▸ **Job**
In the records that follow, locate every line with "intro" and extract it.

Chart and figure data
····················
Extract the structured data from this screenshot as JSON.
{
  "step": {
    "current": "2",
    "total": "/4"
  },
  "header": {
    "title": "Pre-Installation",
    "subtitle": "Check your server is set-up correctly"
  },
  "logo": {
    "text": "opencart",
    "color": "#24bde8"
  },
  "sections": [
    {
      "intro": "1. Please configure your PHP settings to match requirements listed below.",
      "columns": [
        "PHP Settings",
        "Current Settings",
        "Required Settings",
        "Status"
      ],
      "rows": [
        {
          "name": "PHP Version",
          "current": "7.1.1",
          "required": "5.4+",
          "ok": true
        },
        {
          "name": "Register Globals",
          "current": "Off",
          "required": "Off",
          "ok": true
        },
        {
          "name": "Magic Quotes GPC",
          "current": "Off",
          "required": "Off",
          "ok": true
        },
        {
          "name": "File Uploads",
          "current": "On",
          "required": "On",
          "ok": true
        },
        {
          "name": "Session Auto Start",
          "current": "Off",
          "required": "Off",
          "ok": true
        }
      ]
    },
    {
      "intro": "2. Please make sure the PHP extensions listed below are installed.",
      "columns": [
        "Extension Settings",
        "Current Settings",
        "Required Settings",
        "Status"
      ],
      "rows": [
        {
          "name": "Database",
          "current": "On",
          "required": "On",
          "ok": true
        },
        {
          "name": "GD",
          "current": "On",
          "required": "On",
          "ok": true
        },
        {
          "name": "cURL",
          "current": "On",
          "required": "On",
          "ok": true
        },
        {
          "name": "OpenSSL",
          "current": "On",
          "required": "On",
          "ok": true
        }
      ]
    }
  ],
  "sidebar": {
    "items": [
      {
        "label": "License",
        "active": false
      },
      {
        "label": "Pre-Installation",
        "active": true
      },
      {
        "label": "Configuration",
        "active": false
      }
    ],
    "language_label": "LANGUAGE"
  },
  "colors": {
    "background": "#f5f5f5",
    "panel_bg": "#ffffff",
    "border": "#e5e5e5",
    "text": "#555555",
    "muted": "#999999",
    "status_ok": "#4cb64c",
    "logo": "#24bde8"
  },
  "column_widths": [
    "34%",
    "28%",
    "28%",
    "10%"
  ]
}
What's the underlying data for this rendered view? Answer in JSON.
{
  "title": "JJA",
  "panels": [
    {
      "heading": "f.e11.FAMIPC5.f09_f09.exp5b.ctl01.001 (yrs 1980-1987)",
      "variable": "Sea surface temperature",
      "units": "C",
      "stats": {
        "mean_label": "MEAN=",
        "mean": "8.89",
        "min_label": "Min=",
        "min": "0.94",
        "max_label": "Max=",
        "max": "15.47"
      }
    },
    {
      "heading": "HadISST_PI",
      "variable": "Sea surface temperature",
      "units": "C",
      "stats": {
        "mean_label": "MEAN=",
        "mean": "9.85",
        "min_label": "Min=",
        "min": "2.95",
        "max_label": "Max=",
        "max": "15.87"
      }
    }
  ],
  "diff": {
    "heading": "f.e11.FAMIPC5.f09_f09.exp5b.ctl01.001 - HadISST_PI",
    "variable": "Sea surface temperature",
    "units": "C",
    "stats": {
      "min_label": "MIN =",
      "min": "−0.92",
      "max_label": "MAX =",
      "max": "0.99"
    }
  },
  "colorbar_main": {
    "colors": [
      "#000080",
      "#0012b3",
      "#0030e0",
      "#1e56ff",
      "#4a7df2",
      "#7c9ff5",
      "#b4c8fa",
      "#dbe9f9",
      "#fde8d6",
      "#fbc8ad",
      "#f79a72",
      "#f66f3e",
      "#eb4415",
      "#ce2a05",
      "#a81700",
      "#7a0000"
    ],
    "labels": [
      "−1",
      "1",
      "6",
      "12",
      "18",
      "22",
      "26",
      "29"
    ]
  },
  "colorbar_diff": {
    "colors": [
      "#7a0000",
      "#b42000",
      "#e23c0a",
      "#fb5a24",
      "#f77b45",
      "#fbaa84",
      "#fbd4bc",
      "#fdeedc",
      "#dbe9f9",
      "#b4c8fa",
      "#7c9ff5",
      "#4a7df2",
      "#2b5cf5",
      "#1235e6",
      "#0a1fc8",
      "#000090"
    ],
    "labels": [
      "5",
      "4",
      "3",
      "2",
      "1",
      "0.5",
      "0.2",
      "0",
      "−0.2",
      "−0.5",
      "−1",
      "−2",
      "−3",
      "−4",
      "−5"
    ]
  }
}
····················
▸ **Task answer**
      "intro": "1. Please configure your PHP settings to match requirements listed below.",
      "intro": "2. Please make sure the PHP extensions listed below are installed.",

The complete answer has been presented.